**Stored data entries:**
━━━━

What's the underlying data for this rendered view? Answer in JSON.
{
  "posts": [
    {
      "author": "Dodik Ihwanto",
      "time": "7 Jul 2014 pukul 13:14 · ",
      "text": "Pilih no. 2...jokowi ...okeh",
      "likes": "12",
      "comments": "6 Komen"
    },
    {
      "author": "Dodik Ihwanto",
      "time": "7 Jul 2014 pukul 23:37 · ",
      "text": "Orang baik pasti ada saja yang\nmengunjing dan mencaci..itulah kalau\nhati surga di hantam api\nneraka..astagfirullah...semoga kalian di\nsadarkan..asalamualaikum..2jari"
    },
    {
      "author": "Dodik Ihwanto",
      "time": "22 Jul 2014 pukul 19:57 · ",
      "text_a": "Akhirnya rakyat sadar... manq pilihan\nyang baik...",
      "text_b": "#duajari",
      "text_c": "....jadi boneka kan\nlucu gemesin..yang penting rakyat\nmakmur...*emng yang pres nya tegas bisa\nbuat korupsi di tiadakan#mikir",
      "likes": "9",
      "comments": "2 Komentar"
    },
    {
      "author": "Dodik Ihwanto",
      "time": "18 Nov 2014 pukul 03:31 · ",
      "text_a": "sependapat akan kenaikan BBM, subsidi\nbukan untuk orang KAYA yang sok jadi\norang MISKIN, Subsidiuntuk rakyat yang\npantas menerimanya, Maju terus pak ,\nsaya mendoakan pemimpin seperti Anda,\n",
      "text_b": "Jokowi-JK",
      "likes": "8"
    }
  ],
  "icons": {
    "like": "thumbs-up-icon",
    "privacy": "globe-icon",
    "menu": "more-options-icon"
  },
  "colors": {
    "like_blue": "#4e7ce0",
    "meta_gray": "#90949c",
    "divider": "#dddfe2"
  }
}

━━━━

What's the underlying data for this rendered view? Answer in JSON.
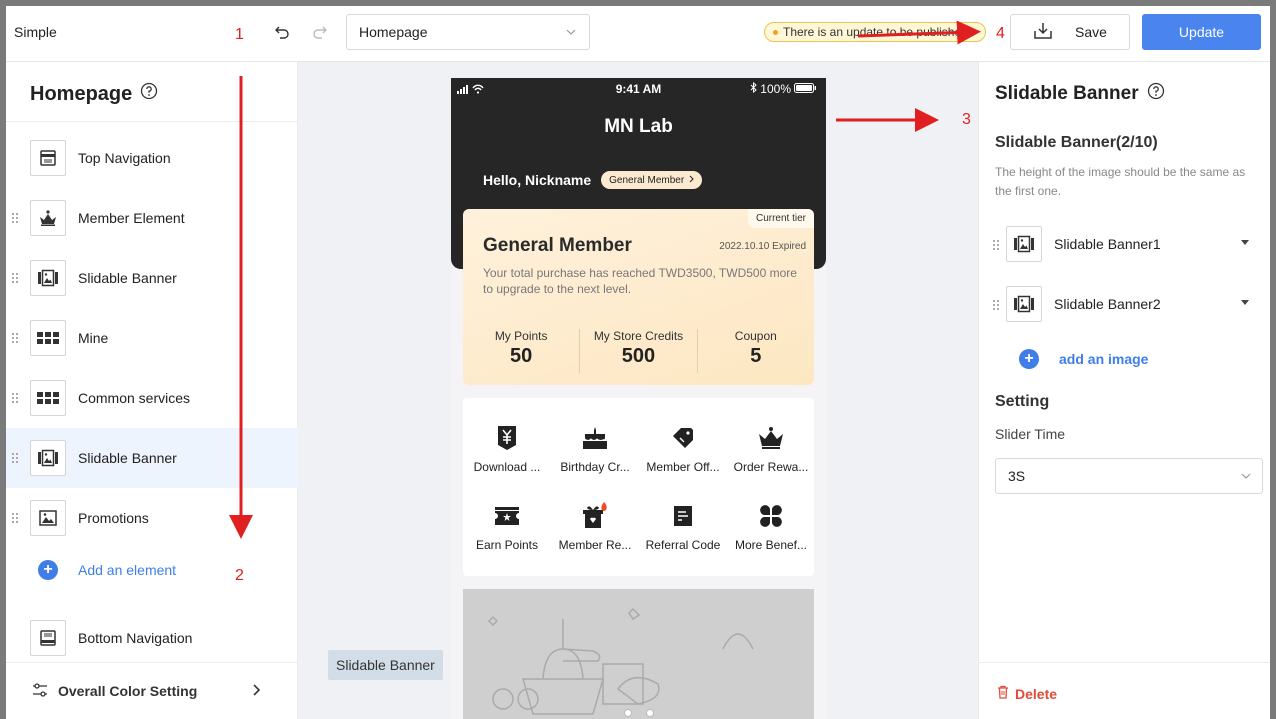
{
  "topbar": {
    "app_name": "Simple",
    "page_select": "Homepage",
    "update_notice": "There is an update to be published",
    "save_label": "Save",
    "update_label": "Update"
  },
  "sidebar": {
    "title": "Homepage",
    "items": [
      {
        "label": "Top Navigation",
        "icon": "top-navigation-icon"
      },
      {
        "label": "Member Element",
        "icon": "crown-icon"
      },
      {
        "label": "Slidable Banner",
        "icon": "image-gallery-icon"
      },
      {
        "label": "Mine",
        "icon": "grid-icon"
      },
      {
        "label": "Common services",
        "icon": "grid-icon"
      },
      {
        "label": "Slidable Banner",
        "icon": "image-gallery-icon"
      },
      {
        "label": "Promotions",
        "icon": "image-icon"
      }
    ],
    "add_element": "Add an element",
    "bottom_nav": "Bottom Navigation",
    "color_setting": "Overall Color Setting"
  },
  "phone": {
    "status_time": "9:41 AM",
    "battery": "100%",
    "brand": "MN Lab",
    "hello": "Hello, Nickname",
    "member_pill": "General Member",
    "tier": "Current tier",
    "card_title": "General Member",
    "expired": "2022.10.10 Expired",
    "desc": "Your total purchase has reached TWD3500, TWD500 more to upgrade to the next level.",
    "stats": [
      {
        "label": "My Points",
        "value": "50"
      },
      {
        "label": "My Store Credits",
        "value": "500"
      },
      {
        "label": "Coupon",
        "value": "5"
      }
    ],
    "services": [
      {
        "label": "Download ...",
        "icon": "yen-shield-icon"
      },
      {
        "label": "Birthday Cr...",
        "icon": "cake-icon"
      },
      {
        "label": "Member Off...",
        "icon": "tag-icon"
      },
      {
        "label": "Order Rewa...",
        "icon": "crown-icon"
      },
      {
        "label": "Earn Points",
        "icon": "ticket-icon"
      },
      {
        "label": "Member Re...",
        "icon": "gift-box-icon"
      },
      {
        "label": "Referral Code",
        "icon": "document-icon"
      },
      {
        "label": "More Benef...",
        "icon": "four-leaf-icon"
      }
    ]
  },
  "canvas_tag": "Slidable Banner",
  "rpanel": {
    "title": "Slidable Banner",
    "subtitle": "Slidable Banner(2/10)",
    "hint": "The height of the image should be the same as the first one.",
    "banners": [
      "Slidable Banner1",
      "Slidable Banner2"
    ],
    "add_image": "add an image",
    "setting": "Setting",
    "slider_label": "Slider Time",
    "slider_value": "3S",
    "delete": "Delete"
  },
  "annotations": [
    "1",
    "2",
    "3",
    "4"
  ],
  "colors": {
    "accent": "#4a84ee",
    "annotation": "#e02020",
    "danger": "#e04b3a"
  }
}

━━━━

**DIRECTIONS:** Pick each line holding the word "Homepage" out of the listing.

**CORRECT OUTPUT:**
    "page_select": "Homepage",
    "title": "Homepage",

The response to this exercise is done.